Dataset excerpts
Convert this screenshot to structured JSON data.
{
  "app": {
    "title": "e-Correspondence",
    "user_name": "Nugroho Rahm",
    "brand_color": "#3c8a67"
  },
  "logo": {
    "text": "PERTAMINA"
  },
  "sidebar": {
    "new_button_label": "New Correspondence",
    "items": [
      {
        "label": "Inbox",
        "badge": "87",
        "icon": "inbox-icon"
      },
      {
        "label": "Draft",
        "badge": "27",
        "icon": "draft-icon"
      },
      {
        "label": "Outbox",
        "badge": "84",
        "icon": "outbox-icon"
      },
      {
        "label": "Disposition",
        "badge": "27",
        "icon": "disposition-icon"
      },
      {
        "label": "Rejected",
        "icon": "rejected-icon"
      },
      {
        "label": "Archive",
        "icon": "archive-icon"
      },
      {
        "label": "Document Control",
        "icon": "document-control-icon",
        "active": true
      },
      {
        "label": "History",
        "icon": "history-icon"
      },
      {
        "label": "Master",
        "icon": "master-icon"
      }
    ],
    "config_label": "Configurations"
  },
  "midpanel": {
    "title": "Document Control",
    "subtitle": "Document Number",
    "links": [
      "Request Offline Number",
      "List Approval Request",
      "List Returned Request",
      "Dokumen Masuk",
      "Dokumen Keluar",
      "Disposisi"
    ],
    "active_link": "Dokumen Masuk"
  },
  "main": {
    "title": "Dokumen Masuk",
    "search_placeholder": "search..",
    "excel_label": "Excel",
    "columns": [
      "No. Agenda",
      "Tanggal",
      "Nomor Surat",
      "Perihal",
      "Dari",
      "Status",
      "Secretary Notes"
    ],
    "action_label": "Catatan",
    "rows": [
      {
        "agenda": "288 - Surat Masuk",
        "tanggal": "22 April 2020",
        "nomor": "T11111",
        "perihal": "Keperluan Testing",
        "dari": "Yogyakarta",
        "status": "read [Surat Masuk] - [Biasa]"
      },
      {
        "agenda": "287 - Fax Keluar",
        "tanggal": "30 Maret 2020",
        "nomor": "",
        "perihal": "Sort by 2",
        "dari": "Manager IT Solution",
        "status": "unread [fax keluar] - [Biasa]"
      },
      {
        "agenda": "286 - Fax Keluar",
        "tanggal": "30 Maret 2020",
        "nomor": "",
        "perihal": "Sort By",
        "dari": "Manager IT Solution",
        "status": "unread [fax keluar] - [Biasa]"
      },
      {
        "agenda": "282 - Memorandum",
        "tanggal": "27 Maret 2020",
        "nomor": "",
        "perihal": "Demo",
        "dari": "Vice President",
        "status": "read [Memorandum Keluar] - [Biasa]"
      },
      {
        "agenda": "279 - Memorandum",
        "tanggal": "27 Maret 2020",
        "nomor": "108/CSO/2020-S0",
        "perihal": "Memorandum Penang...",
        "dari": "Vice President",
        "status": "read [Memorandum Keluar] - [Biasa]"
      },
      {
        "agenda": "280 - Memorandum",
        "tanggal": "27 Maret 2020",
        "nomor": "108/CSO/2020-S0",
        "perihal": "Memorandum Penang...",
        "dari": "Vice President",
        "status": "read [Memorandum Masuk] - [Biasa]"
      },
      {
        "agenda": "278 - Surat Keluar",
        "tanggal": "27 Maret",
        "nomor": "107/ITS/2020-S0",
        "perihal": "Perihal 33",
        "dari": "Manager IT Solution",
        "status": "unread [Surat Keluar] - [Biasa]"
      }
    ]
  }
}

Exercise brief:
All of the entries must be written out exactly as they stand.

Result for this exercise:
Convert this screenshot to structured JSON data.
{
  "app": {
    "title": "e-Correspondence",
    "user_name": "Nugroho Rahm",
    "brand_color": "#3c8a67"
  },
  "logo": {
    "text": "PERTAMINA"
  },
  "sidebar": {
    "new_button_label": "New Correspondence",
    "items": [
      {
        "label": "Inbox",
        "badge": "87",
        "icon": "inbox-icon"
      },
      {
        "label": "Draft",
        "badge": "27",
        "icon": "draft-icon"
      },
      {
        "label": "Outbox",
        "badge": "84",
        "icon": "outbox-icon"
      },
      {
        "label": "Disposition",
        "badge": "27",
        "icon": "disposition-icon"
      },
      {
        "label": "Rejected",
        "icon": "rejected-icon"
      },
      {
        "label": "Archive",
        "icon": "archive-icon"
      },
      {
        "label": "Document Control",
        "icon": "document-control-icon",
        "active": true
      },
      {
        "label": "History",
        "icon": "history-icon"
      },
      {
        "label": "Master",
        "icon": "master-icon"
      }
    ],
    "config_label": "Configurations"
  },
  "midpanel": {
    "title": "Document Control",
    "subtitle": "Document Number",
    "links": [
      "Request Offline Number",
      "List Approval Request",
      "List Returned Request",
      "Dokumen Masuk",
      "Dokumen Keluar",
      "Disposisi"
    ],
    "active_link": "Dokumen Masuk"
  },
  "main": {
    "title": "Dokumen Masuk",
    "search_placeholder": "search..",
    "excel_label": "Excel",
    "columns": [
      "No. Agenda",
      "Tanggal",
      "Nomor Surat",
      "Perihal",
      "Dari",
      "Status",
      "Secretary Notes"
    ],
    "action_label": "Catatan",
    "rows": [
      {
        "agenda": "288 - Surat Masuk",
        "tanggal": "22 April 2020",
        "nomor": "T11111",
        "perihal": "Keperluan Testing",
        "dari": "Yogyakarta",
        "status": "read [Surat Masuk] - [Biasa]"
      },
      {
        "agenda": "287 - Fax Keluar",
        "tanggal": "30 Maret 2020",
        "nomor": "",
        "perihal": "Sort by 2",
        "dari": "Manager IT Solution",
        "status": "unread [fax keluar] - [Biasa]"
      },
      {
        "agenda": "286 - Fax Keluar",
        "tanggal": "30 Maret 2020",
        "nomor": "",
        "perihal": "Sort By",
        "dari": "Manager IT Solution",
        "status": "unread [fax keluar] - [Biasa]"
      },
      {
        "agenda": "282 - Memorandum",
        "tanggal": "27 Maret 2020",
        "nomor": "",
        "perihal": "Demo",
        "dari": "Vice President",
        "status": "read [Memorandum Keluar] - [Biasa]"
      },
      {
        "agenda": "279 - Memorandum",
        "tanggal": "27 Maret 2020",
        "nomor": "108/CSO/2020-S0",
        "perihal": "Memorandum Penang...",
        "dari": "Vice President",
        "status": "read [Memorandum Keluar] - [Biasa]"
      },
      {
        "agenda": "280 - Memorandum",
        "tanggal": "27 Maret 2020",
        "nomor": "108/CSO/2020-S0",
        "perihal": "Memorandum Penang...",
        "dari": "Vice President",
        "status": "read [Memorandum Masuk] - [Biasa]"
      },
      {
        "agenda": "278 - Surat Keluar",
        "tanggal": "27 Maret",
        "nomor": "107/ITS/2020-S0",
        "perihal": "Perihal 33",
        "dari": "Manager IT Solution",
        "status": "unread [Surat Keluar] - [Biasa]"
      }
    ]
  }
}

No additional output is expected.